**Your objective:**
Rewrite every line of the records below, substituting "data-cell" for each occurrence of "cell-value" and keeping everything else unchanged.
-- -- --
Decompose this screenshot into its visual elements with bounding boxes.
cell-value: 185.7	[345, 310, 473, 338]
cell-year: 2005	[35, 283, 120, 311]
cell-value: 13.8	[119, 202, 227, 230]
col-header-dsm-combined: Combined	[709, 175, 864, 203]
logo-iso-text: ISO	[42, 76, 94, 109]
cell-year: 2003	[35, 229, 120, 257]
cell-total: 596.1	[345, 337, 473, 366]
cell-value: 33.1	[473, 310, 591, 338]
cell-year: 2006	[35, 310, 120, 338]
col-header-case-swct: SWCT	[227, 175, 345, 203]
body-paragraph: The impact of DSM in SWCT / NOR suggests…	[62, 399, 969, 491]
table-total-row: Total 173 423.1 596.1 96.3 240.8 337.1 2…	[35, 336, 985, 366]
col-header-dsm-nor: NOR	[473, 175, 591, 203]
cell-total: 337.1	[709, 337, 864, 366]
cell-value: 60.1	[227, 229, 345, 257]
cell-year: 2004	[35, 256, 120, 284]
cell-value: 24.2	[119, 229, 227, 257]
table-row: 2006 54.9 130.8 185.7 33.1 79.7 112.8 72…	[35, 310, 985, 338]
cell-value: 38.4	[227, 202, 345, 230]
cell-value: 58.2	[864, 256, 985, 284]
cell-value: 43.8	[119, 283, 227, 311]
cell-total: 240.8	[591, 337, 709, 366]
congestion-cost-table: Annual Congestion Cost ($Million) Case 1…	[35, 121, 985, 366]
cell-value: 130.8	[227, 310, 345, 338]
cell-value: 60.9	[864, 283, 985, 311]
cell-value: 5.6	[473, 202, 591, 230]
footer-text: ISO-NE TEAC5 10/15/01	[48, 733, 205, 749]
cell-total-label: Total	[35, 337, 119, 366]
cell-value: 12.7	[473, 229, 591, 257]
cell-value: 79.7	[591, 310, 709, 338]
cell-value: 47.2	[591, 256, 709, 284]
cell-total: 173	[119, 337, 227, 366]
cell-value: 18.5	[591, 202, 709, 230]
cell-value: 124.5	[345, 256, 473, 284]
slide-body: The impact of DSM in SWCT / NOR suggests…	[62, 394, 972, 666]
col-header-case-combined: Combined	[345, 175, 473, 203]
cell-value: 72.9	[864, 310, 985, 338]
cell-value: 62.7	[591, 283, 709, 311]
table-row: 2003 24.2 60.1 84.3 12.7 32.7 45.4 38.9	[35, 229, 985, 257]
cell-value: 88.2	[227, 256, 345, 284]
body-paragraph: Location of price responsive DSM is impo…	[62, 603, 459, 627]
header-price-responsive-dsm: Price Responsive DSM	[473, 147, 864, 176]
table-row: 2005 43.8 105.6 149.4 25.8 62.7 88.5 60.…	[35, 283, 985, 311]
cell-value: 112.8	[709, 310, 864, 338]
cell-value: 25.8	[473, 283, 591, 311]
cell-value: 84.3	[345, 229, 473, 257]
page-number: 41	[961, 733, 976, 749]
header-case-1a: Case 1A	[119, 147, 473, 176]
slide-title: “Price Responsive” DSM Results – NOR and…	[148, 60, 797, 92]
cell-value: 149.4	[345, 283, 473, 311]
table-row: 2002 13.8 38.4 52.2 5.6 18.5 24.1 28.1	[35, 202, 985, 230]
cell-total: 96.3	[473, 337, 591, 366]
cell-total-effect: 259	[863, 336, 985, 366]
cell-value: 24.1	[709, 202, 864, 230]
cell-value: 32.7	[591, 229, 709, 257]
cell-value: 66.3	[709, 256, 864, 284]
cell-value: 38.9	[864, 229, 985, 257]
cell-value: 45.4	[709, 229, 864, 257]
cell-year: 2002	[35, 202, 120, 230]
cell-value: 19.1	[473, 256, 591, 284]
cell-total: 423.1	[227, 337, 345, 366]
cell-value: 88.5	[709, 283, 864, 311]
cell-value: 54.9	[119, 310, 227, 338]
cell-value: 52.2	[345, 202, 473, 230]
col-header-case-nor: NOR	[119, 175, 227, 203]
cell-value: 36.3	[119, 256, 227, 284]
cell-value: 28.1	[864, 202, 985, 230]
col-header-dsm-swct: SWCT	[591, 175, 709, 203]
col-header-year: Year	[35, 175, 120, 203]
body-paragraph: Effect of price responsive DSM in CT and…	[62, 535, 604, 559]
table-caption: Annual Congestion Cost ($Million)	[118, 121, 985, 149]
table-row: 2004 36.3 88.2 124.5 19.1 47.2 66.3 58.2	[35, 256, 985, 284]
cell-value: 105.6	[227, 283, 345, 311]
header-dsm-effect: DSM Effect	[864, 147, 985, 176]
-- -- --
**Finished task:**
Decompose this screenshot into its visual elements with bounding boxes.
data-cell: 185.7	[345, 310, 473, 338]
cell-year: 2005	[35, 283, 120, 311]
data-cell: 13.8	[119, 202, 227, 230]
col-header-dsm-combined: Combined	[709, 175, 864, 203]
logo-iso-text: ISO	[42, 76, 94, 109]
cell-year: 2003	[35, 229, 120, 257]
cell-total: 596.1	[345, 337, 473, 366]
data-cell: 33.1	[473, 310, 591, 338]
cell-year: 2006	[35, 310, 120, 338]
col-header-case-swct: SWCT	[227, 175, 345, 203]
body-paragraph: The impact of DSM in SWCT / NOR suggests…	[62, 399, 969, 491]
table-total-row: Total 173 423.1 596.1 96.3 240.8 337.1 2…	[35, 336, 985, 366]
col-header-dsm-nor: NOR	[473, 175, 591, 203]
cell-total: 337.1	[709, 337, 864, 366]
data-cell: 60.1	[227, 229, 345, 257]
cell-year: 2004	[35, 256, 120, 284]
data-cell: 24.2	[119, 229, 227, 257]
table-row: 2006 54.9 130.8 185.7 33.1 79.7 112.8 72…	[35, 310, 985, 338]
data-cell: 38.4	[227, 202, 345, 230]
data-cell: 58.2	[864, 256, 985, 284]
data-cell: 43.8	[119, 283, 227, 311]
cell-total: 240.8	[591, 337, 709, 366]
congestion-cost-table: Annual Congestion Cost ($Million) Case 1…	[35, 121, 985, 366]
data-cell: 130.8	[227, 310, 345, 338]
data-cell: 60.9	[864, 283, 985, 311]
data-cell: 5.6	[473, 202, 591, 230]
footer-text: ISO-NE TEAC5 10/15/01	[48, 733, 205, 749]
cell-total-label: Total	[35, 337, 119, 366]
data-cell: 12.7	[473, 229, 591, 257]
data-cell: 79.7	[591, 310, 709, 338]
data-cell: 47.2	[591, 256, 709, 284]
cell-total: 173	[119, 337, 227, 366]
data-cell: 18.5	[591, 202, 709, 230]
data-cell: 124.5	[345, 256, 473, 284]
slide-body: The impact of DSM in SWCT / NOR suggests…	[62, 394, 972, 666]
col-header-case-combined: Combined	[345, 175, 473, 203]
data-cell: 72.9	[864, 310, 985, 338]
data-cell: 62.7	[591, 283, 709, 311]
table-row: 2003 24.2 60.1 84.3 12.7 32.7 45.4 38.9	[35, 229, 985, 257]
data-cell: 88.2	[227, 256, 345, 284]
body-paragraph: Location of price responsive DSM is impo…	[62, 603, 459, 627]
header-price-responsive-dsm: Price Responsive DSM	[473, 147, 864, 176]
table-row: 2005 43.8 105.6 149.4 25.8 62.7 88.5 60.…	[35, 283, 985, 311]
data-cell: 112.8	[709, 310, 864, 338]
data-cell: 25.8	[473, 283, 591, 311]
data-cell: 84.3	[345, 229, 473, 257]
page-number: 41	[961, 733, 976, 749]
header-case-1a: Case 1A	[119, 147, 473, 176]
slide-title: “Price Responsive” DSM Results – NOR and…	[148, 60, 797, 92]
data-cell: 149.4	[345, 283, 473, 311]
table-row: 2002 13.8 38.4 52.2 5.6 18.5 24.1 28.1	[35, 202, 985, 230]
cell-total: 96.3	[473, 337, 591, 366]
cell-total-effect: 259	[863, 336, 985, 366]
data-cell: 24.1	[709, 202, 864, 230]
data-cell: 32.7	[591, 229, 709, 257]
data-cell: 66.3	[709, 256, 864, 284]
data-cell: 38.9	[864, 229, 985, 257]
data-cell: 45.4	[709, 229, 864, 257]
cell-year: 2002	[35, 202, 120, 230]
data-cell: 19.1	[473, 256, 591, 284]
cell-total: 423.1	[227, 337, 345, 366]
data-cell: 88.5	[709, 283, 864, 311]
data-cell: 54.9	[119, 310, 227, 338]
data-cell: 52.2	[345, 202, 473, 230]
col-header-case-nor: NOR	[119, 175, 227, 203]
data-cell: 36.3	[119, 256, 227, 284]
data-cell: 28.1	[864, 202, 985, 230]
col-header-dsm-swct: SWCT	[591, 175, 709, 203]
col-header-year: Year	[35, 175, 120, 203]
body-paragraph: Effect of price responsive DSM in CT and…	[62, 535, 604, 559]
table-caption: Annual Congestion Cost ($Million)	[118, 121, 985, 149]
table-row: 2004 36.3 88.2 124.5 19.1 47.2 66.3 58.2	[35, 256, 985, 284]
data-cell: 105.6	[227, 283, 345, 311]
header-dsm-effect: DSM Effect	[864, 147, 985, 176]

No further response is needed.